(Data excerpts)
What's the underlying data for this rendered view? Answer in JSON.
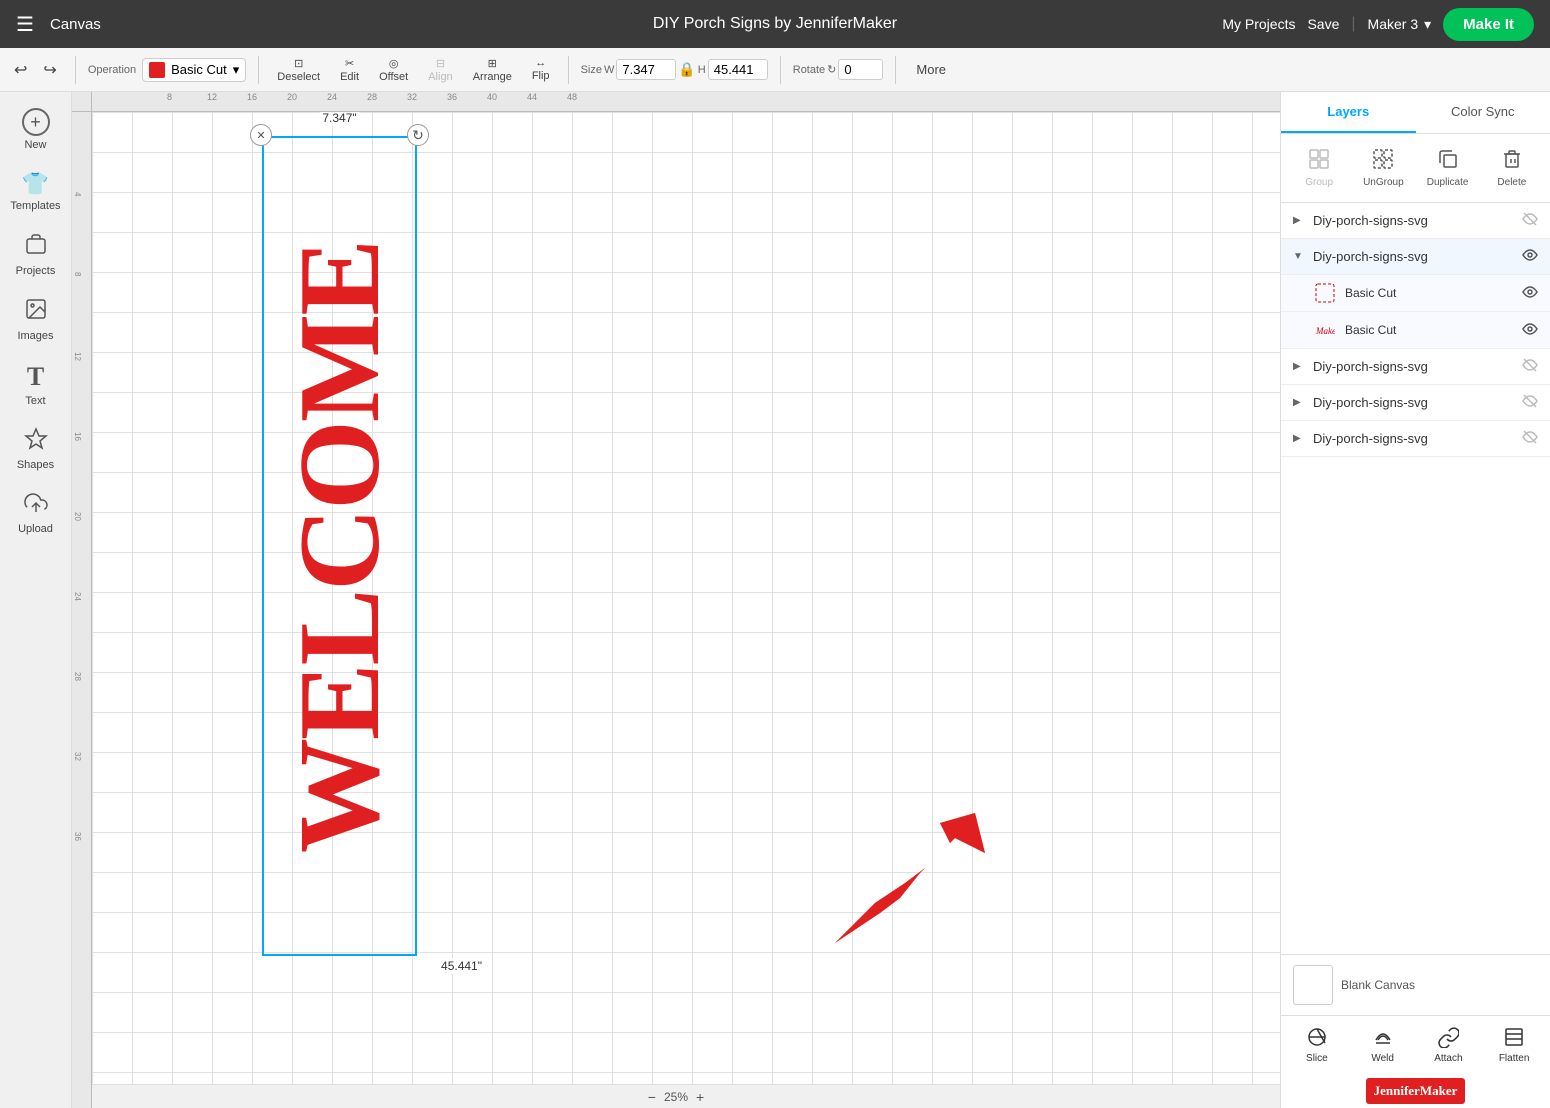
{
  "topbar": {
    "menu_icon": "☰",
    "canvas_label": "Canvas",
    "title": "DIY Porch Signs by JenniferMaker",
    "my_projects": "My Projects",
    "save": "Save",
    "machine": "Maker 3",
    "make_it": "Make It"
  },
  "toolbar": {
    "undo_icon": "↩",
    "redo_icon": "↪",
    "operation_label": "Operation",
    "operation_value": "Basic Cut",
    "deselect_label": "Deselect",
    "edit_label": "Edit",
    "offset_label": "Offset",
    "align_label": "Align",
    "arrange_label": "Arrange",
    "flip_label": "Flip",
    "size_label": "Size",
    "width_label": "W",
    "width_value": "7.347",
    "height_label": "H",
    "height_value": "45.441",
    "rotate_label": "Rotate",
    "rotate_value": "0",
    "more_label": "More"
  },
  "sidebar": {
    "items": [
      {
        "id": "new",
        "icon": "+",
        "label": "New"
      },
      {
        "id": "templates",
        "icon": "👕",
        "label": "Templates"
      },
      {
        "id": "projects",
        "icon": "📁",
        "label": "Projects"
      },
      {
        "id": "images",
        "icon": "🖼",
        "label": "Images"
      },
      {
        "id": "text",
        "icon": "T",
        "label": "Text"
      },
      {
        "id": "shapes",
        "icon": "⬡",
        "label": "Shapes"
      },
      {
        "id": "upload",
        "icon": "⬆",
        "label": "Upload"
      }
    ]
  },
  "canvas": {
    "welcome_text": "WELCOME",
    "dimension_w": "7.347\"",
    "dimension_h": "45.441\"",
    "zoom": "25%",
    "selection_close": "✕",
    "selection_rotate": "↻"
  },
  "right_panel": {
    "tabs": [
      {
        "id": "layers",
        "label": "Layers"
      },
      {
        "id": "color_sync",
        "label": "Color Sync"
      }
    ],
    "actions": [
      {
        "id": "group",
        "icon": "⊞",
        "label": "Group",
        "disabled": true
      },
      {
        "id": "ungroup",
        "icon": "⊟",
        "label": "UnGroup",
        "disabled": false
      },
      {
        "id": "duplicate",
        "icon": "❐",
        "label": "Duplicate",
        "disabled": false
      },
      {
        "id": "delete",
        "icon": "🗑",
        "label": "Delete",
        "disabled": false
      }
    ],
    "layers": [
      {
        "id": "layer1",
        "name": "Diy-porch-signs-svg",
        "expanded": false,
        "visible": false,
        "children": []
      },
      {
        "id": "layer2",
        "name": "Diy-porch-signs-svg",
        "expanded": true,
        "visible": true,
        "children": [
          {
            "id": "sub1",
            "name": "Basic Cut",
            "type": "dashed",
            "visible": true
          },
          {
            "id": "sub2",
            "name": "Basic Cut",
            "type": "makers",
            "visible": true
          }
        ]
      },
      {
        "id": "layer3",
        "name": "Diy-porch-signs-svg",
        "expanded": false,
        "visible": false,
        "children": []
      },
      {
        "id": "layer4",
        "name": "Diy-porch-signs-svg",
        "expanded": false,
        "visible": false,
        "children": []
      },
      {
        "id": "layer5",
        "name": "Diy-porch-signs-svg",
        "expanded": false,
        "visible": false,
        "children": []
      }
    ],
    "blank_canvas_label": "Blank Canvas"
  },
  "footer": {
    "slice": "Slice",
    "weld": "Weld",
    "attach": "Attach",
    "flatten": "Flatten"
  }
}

**Given task:**
Reproduce all of the material exactly, apart from the pictures.

**Right answer:**
What's the underlying data for this rendered view? Answer in JSON.
{
  "topbar": {
    "menu_icon": "☰",
    "canvas_label": "Canvas",
    "title": "DIY Porch Signs by JenniferMaker",
    "my_projects": "My Projects",
    "save": "Save",
    "machine": "Maker 3",
    "make_it": "Make It"
  },
  "toolbar": {
    "undo_icon": "↩",
    "redo_icon": "↪",
    "operation_label": "Operation",
    "operation_value": "Basic Cut",
    "deselect_label": "Deselect",
    "edit_label": "Edit",
    "offset_label": "Offset",
    "align_label": "Align",
    "arrange_label": "Arrange",
    "flip_label": "Flip",
    "size_label": "Size",
    "width_label": "W",
    "width_value": "7.347",
    "height_label": "H",
    "height_value": "45.441",
    "rotate_label": "Rotate",
    "rotate_value": "0",
    "more_label": "More"
  },
  "sidebar": {
    "items": [
      {
        "id": "new",
        "icon": "+",
        "label": "New"
      },
      {
        "id": "templates",
        "icon": "👕",
        "label": "Templates"
      },
      {
        "id": "projects",
        "icon": "📁",
        "label": "Projects"
      },
      {
        "id": "images",
        "icon": "🖼",
        "label": "Images"
      },
      {
        "id": "text",
        "icon": "T",
        "label": "Text"
      },
      {
        "id": "shapes",
        "icon": "⬡",
        "label": "Shapes"
      },
      {
        "id": "upload",
        "icon": "⬆",
        "label": "Upload"
      }
    ]
  },
  "canvas": {
    "welcome_text": "WELCOME",
    "dimension_w": "7.347\"",
    "dimension_h": "45.441\"",
    "zoom": "25%",
    "selection_close": "✕",
    "selection_rotate": "↻"
  },
  "right_panel": {
    "tabs": [
      {
        "id": "layers",
        "label": "Layers"
      },
      {
        "id": "color_sync",
        "label": "Color Sync"
      }
    ],
    "actions": [
      {
        "id": "group",
        "icon": "⊞",
        "label": "Group",
        "disabled": true
      },
      {
        "id": "ungroup",
        "icon": "⊟",
        "label": "UnGroup",
        "disabled": false
      },
      {
        "id": "duplicate",
        "icon": "❐",
        "label": "Duplicate",
        "disabled": false
      },
      {
        "id": "delete",
        "icon": "🗑",
        "label": "Delete",
        "disabled": false
      }
    ],
    "layers": [
      {
        "id": "layer1",
        "name": "Diy-porch-signs-svg",
        "expanded": false,
        "visible": false,
        "children": []
      },
      {
        "id": "layer2",
        "name": "Diy-porch-signs-svg",
        "expanded": true,
        "visible": true,
        "children": [
          {
            "id": "sub1",
            "name": "Basic Cut",
            "type": "dashed",
            "visible": true
          },
          {
            "id": "sub2",
            "name": "Basic Cut",
            "type": "makers",
            "visible": true
          }
        ]
      },
      {
        "id": "layer3",
        "name": "Diy-porch-signs-svg",
        "expanded": false,
        "visible": false,
        "children": []
      },
      {
        "id": "layer4",
        "name": "Diy-porch-signs-svg",
        "expanded": false,
        "visible": false,
        "children": []
      },
      {
        "id": "layer5",
        "name": "Diy-porch-signs-svg",
        "expanded": false,
        "visible": false,
        "children": []
      }
    ],
    "blank_canvas_label": "Blank Canvas"
  },
  "footer": {
    "slice": "Slice",
    "weld": "Weld",
    "attach": "Attach",
    "flatten": "Flatten"
  }
}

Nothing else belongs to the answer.